Work to do:
In the listing that follows, count the lines holding the word "Участок" and report only that number.

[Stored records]

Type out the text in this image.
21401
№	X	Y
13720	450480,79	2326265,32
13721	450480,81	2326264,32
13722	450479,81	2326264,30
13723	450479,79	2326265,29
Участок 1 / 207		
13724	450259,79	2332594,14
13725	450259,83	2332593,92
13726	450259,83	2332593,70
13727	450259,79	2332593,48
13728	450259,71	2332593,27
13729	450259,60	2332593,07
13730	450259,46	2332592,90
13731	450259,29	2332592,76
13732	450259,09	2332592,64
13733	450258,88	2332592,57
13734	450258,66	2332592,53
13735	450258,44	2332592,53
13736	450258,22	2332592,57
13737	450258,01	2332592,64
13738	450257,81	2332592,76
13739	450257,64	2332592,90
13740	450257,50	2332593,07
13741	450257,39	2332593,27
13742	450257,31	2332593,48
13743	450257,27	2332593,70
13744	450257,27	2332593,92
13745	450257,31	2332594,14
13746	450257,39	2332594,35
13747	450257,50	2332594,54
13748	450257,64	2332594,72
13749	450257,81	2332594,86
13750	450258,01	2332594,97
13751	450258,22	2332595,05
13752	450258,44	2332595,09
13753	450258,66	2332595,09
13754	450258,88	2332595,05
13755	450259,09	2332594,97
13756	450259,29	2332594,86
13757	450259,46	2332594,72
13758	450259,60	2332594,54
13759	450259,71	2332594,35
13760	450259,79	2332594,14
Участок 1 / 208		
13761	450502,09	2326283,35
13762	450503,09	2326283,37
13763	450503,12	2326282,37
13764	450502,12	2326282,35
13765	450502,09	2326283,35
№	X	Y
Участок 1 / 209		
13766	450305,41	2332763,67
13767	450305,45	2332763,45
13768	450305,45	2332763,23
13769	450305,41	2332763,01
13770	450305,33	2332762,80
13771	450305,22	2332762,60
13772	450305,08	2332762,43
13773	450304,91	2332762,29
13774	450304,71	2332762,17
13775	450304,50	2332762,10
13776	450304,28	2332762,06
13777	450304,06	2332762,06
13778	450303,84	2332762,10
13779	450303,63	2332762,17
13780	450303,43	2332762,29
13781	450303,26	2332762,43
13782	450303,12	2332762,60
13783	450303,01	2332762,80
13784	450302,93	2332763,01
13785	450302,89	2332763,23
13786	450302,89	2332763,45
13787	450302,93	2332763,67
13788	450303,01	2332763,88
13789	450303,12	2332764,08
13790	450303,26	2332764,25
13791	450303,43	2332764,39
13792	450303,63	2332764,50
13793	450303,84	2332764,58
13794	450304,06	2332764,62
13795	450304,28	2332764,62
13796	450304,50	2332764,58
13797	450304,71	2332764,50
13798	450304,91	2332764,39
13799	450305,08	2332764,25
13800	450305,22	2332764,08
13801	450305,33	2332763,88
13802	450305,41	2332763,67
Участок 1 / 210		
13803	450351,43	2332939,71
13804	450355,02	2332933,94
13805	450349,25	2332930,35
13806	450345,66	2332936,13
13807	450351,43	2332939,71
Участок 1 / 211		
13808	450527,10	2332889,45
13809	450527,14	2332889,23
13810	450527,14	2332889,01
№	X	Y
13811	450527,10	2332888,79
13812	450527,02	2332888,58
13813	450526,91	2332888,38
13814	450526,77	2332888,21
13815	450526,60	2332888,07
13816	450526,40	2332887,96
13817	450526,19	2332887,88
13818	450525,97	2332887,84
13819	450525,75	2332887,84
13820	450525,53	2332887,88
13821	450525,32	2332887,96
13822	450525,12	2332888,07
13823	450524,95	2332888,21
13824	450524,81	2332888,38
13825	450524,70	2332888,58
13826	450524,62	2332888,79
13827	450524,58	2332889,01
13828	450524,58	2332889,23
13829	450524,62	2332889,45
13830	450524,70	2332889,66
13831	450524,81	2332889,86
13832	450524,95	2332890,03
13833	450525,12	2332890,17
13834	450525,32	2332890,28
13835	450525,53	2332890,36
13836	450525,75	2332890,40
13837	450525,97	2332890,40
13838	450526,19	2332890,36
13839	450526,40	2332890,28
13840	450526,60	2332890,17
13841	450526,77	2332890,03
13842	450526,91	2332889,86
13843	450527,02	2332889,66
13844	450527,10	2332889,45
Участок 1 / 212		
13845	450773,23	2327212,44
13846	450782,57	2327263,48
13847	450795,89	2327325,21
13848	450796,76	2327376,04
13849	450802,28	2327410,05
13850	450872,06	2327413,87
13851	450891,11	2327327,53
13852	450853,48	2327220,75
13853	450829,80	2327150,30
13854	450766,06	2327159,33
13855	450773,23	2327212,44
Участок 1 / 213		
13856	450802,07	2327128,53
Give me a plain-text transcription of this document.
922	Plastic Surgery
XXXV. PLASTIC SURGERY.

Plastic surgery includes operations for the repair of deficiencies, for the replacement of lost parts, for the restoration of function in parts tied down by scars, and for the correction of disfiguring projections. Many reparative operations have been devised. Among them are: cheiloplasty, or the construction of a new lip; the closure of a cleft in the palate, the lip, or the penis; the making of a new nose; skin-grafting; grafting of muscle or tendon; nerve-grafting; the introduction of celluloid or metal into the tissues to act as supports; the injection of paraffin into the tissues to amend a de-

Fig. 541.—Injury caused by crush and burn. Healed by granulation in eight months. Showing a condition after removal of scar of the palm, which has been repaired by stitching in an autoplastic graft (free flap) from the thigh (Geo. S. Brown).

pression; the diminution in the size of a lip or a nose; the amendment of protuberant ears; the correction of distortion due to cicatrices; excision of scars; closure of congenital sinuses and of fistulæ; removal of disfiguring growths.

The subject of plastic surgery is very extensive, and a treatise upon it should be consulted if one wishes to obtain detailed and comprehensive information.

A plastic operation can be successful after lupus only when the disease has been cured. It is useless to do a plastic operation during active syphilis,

Finished answer:
7